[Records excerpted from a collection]
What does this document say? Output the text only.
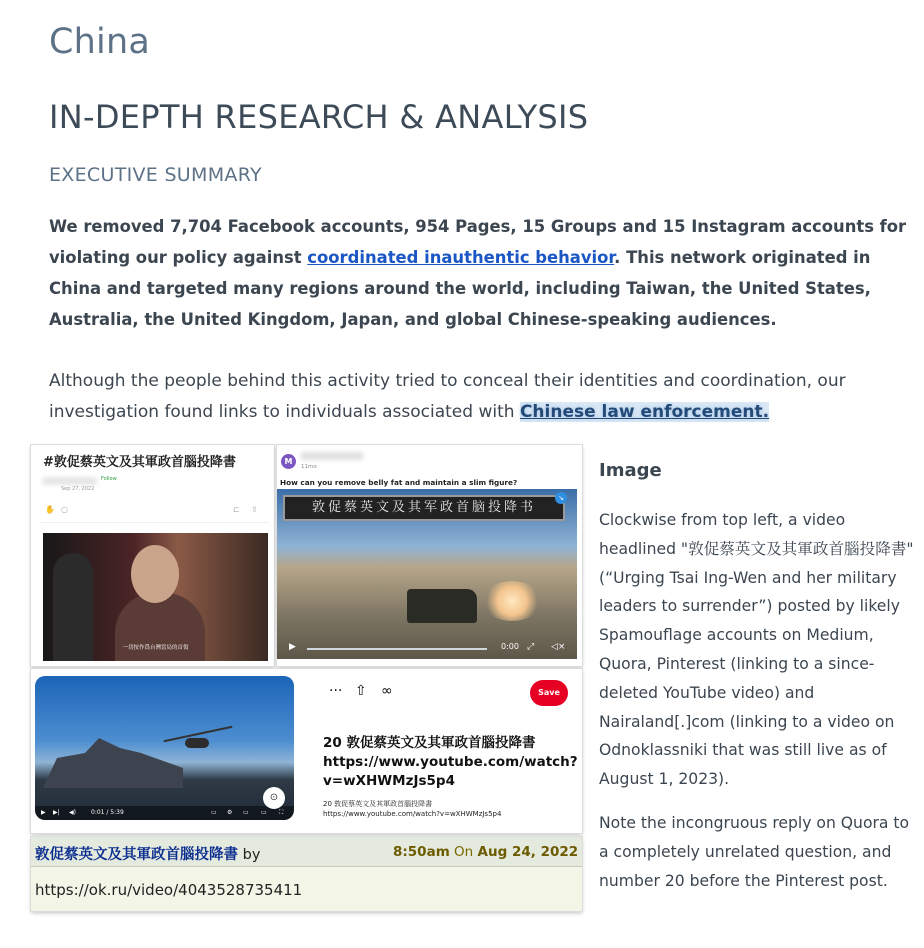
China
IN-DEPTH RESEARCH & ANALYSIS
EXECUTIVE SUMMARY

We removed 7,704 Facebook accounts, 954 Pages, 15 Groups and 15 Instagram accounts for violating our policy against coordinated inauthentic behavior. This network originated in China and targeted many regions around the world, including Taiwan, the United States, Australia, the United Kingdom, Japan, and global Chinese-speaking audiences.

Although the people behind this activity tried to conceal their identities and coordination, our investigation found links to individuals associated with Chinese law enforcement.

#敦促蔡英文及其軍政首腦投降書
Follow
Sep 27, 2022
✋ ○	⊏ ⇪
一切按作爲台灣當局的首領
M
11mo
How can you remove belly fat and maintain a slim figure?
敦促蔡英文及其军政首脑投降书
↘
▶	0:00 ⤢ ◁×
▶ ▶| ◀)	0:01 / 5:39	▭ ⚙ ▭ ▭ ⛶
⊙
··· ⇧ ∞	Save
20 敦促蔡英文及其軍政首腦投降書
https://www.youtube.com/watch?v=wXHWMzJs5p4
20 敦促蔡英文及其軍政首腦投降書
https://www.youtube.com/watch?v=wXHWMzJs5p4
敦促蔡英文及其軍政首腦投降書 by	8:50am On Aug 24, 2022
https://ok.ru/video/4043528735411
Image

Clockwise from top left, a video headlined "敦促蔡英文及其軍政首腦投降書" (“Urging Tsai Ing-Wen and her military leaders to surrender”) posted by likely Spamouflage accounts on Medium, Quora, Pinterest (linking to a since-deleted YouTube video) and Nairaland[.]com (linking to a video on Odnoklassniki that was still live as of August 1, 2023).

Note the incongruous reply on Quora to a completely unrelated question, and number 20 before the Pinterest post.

==

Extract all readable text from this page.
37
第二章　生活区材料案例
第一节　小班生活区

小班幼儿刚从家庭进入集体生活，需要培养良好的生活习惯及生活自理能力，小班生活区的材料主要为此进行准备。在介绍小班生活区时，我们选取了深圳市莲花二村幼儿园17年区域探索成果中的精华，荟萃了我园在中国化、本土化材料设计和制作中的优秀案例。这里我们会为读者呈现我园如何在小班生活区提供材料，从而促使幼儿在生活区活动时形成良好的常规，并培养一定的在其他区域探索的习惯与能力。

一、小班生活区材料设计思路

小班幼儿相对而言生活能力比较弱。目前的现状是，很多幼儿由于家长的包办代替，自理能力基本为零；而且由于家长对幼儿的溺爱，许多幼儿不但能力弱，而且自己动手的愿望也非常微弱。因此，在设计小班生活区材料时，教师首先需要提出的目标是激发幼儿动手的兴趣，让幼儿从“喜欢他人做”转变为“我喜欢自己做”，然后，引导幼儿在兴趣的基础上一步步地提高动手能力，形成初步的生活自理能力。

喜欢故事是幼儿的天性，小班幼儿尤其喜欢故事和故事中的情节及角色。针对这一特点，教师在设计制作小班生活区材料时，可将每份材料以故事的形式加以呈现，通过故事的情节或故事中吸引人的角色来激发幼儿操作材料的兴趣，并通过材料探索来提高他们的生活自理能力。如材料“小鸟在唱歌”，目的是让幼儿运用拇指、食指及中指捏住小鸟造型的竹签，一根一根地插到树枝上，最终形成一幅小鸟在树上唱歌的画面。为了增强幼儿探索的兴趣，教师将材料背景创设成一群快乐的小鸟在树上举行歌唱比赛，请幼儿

== TASK TO CARRY OUT ==
Using the listing above, show every line that includes the string "China".

== WRITTEN REPLY ==
China
We removed 7,704 Facebook accounts, 954 Pages, 15 Groups and 15 Instagram accounts for violating our policy against coordinated inauthentic behavior. This network originated in China and targeted many regions around the world, including Taiwan, the United States, Australia, the United Kingdom, Japan, and global Chinese-speaking audiences.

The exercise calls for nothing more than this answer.